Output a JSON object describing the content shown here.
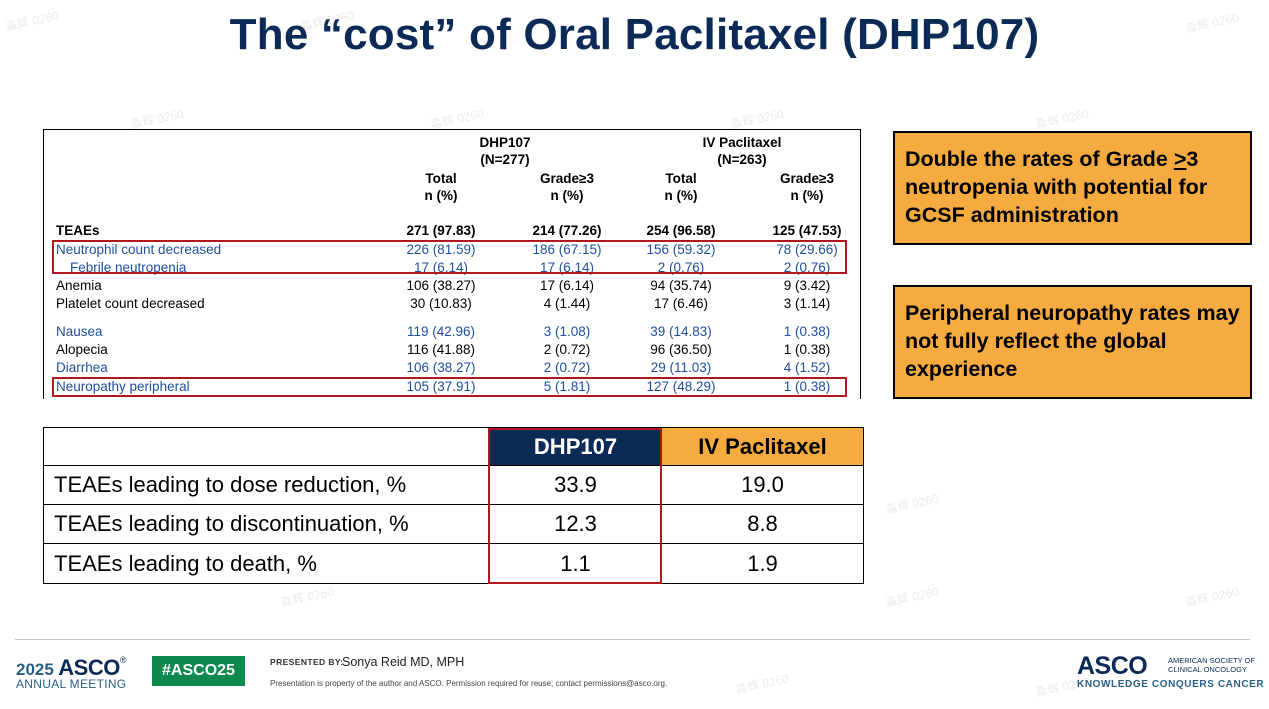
{
  "title": "The “cost” of Oral Paclitaxel (DHP107)",
  "ae_table": {
    "group1": {
      "name": "DHP107",
      "n": "(N=277)"
    },
    "group2": {
      "name": "IV Paclitaxel",
      "n": "(N=263)"
    },
    "col_total": "Total",
    "col_grade": "Grade≥3",
    "col_unit": "n (%)",
    "rows": [
      {
        "label": "TEAEs",
        "v": [
          "271 (97.83)",
          "214 (77.26)",
          "254 (96.58)",
          "125 (47.53)"
        ]
      },
      {
        "label": "Neutrophil count decreased",
        "v": [
          "226 (81.59)",
          "186 (67.15)",
          "156 (59.32)",
          "78 (29.66)"
        ]
      },
      {
        "label": "Febrile neutropenia",
        "v": [
          "17 (6.14)",
          "17 (6.14)",
          "2 (0.76)",
          "2 (0.76)"
        ]
      },
      {
        "label": "Anemia",
        "v": [
          "106 (38.27)",
          "17 (6.14)",
          "94 (35.74)",
          "9 (3.42)"
        ]
      },
      {
        "label": "Platelet count decreased",
        "v": [
          "30 (10.83)",
          "4 (1.44)",
          "17 (6.46)",
          "3 (1.14)"
        ]
      },
      {
        "label": "Nausea",
        "v": [
          "119 (42.96)",
          "3 (1.08)",
          "39 (14.83)",
          "1 (0.38)"
        ]
      },
      {
        "label": "Alopecia",
        "v": [
          "116 (41.88)",
          "2 (0.72)",
          "96 (36.50)",
          "1 (0.38)"
        ]
      },
      {
        "label": "Diarrhea",
        "v": [
          "106 (38.27)",
          "2 (0.72)",
          "29 (11.03)",
          "4 (1.52)"
        ]
      },
      {
        "label": "Neuropathy peripheral",
        "v": [
          "105 (37.91)",
          "5 (1.81)",
          "127 (48.29)",
          "1 (0.38)"
        ]
      }
    ]
  },
  "callouts": {
    "c1_pre": "Double the rates of Grade ",
    "c1_sym": ">",
    "c1_post": "3 neutropenia with potential for GCSF administration",
    "c2": "Peripheral neuropathy rates may not fully reflect the global experience"
  },
  "summary_table": {
    "headers": [
      "DHP107",
      "IV Paclitaxel"
    ],
    "rows": [
      {
        "label": "TEAEs leading to dose reduction, %",
        "dhp": "33.9",
        "iv": "19.0"
      },
      {
        "label": "TEAEs leading to discontinuation, %",
        "dhp": "12.3",
        "iv": "8.8"
      },
      {
        "label": "TEAEs leading to death, %",
        "dhp": "1.1",
        "iv": "1.9"
      }
    ]
  },
  "footer": {
    "year": "2025",
    "asco": "ASCO",
    "reg": "®",
    "annual_meeting": "ANNUAL MEETING",
    "hashtag": "#ASCO25",
    "presented_by": "PRESENTED BY:",
    "presenter": "Sonya Reid MD, MPH",
    "disclaimer": "Presentation is property of the author and ASCO. Permission required for reuse; contact permissions@asco.org.",
    "org_line1": "AMERICAN SOCIETY OF",
    "org_line2": "CLINICAL ONCOLOGY",
    "tagline": "KNOWLEDGE CONQUERS CANCER"
  },
  "watermark": "淼辉 0260"
}
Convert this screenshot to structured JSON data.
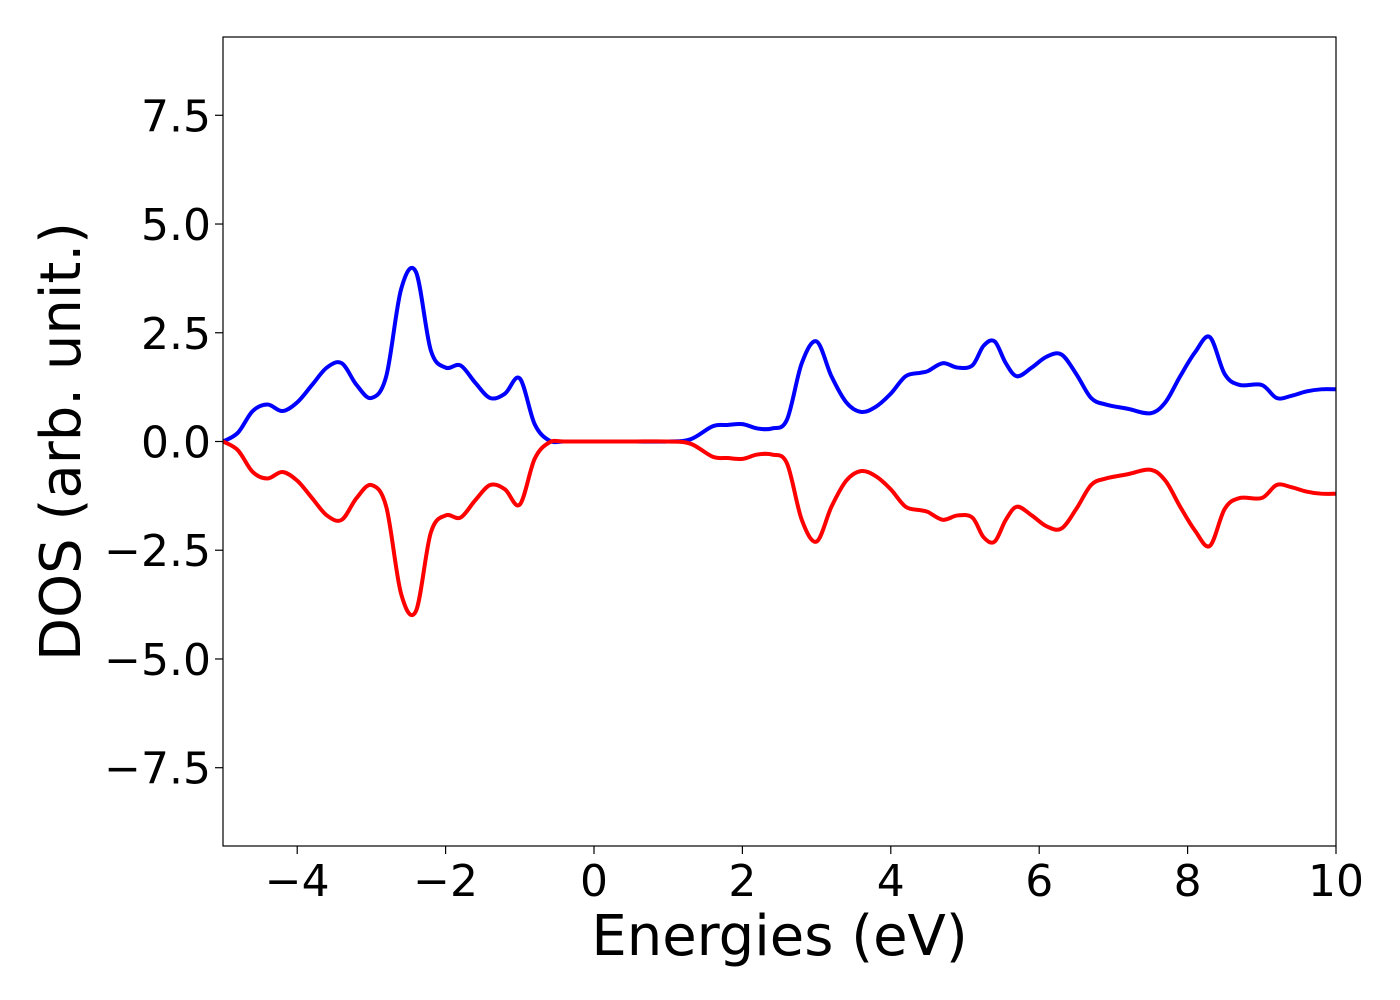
++++
TASK DETAILS =
Every line of the listing that holds "neutropenia" is to be counted; give only the resulting number.

COMPLETED EXERCISE =
2